Drop every picture and give the entries back exactly.
+++
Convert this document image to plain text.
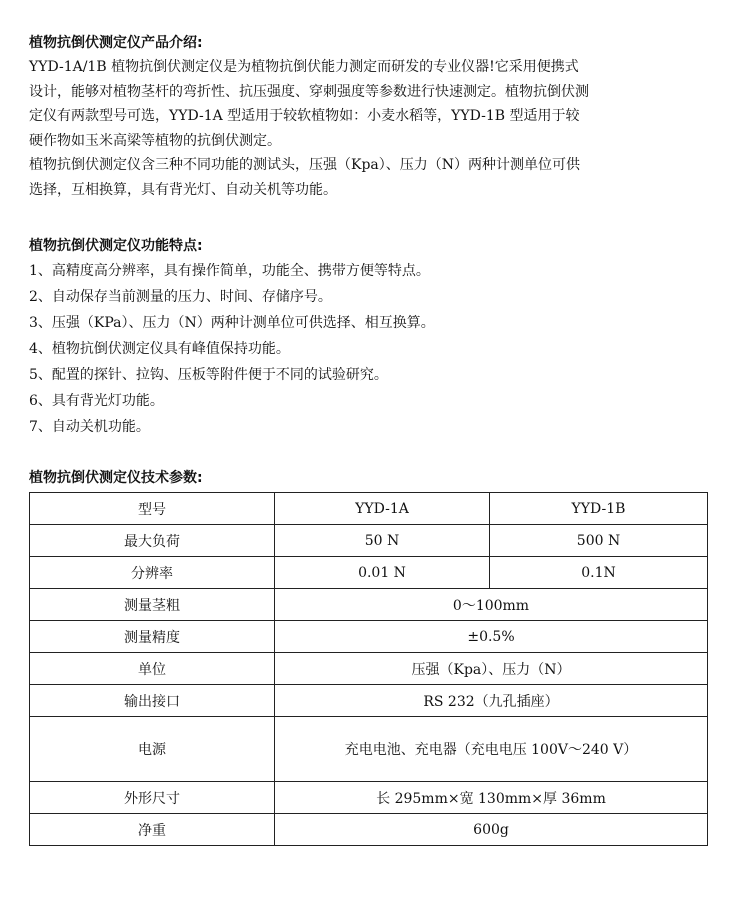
植物抗倒伏测定仪产品介绍:
YYD-1A/1B 植物抗倒伏测定仪是为植物抗倒伏能力测定而研发的专业仪器!它采用便携式
设计，能够对植物茎杆的弯折性、抗压强度、穿刺强度等参数进行快速测定。植物抗倒伏测
定仪有两款型号可选，YYD-1A 型适用于较软植物如：小麦水稻等，YYD-1B 型适用于较
硬作物如玉米高梁等植物的抗倒伏测定。
植物抗倒伏测定仪含三种不同功能的测试头，压强（Kpa）、压力（N）两种计测单位可供
选择，互相换算，具有背光灯、自动关机等功能。
植物抗倒伏测定仪功能特点:
1、高精度高分辨率，具有操作简单，功能全、携带方便等特点。
2、自动保存当前测量的压力、时间、存储序号。
3、压强（KPa）、压力（N）两种计测单位可供选择、相互换算。
4、植物抗倒伏测定仪具有峰值保持功能。
5、配置的探针、拉钩、压板等附件便于不同的试验研究。
6、具有背光灯功能。
7、自动关机功能。
植物抗倒伏测定仪技术参数:
型号	YYD-1A	YYD-1B
最大负荷	50 N	500 N
分辨率	0.01 N	0.1N
测量茎粗	0～100mm	
测量精度	±0.5%	
单位	压强（Kpa）、压力（N）	
输出接口	RS 232（九孔插座）	
电源	充电电池、充电器（充电电压 100V～240 V）	
外形尺寸	长 295mm×宽 130mm×厚 36mm	
净重	600g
+++
→ **Output of the task**:
Convert this document image to plain text.
植物抗倒伏测定仪产品介绍:
YYD-1A/1B 植物抗倒伏测定仪是为植物抗倒伏能力测定而研发的专业仪器!它采用便携式
设计，能够对植物茎杆的弯折性、抗压强度、穿刺强度等参数进行快速测定。植物抗倒伏测
定仪有两款型号可选，YYD-1A 型适用于较软植物如：小麦水稻等，YYD-1B 型适用于较
硬作物如玉米高梁等植物的抗倒伏测定。
植物抗倒伏测定仪含三种不同功能的测试头，压强（Kpa）、压力（N）两种计测单位可供
选择，互相换算，具有背光灯、自动关机等功能。
植物抗倒伏测定仪功能特点:
1、高精度高分辨率，具有操作简单，功能全、携带方便等特点。
2、自动保存当前测量的压力、时间、存储序号。
3、压强（KPa）、压力（N）两种计测单位可供选择、相互换算。
4、植物抗倒伏测定仪具有峰值保持功能。
5、配置的探针、拉钩、压板等附件便于不同的试验研究。
6、具有背光灯功能。
7、自动关机功能。
植物抗倒伏测定仪技术参数:
型号	YYD-1A	YYD-1B
最大负荷	50 N	500 N
分辨率	0.01 N	0.1N
测量茎粗	0～100mm	
测量精度	±0.5%	
单位	压强（Kpa）、压力（N）	
输出接口	RS 232（九孔插座）	
电源	充电电池、充电器（充电电压 100V～240 V）	
外形尺寸	长 295mm×宽 130mm×厚 36mm	
净重	600g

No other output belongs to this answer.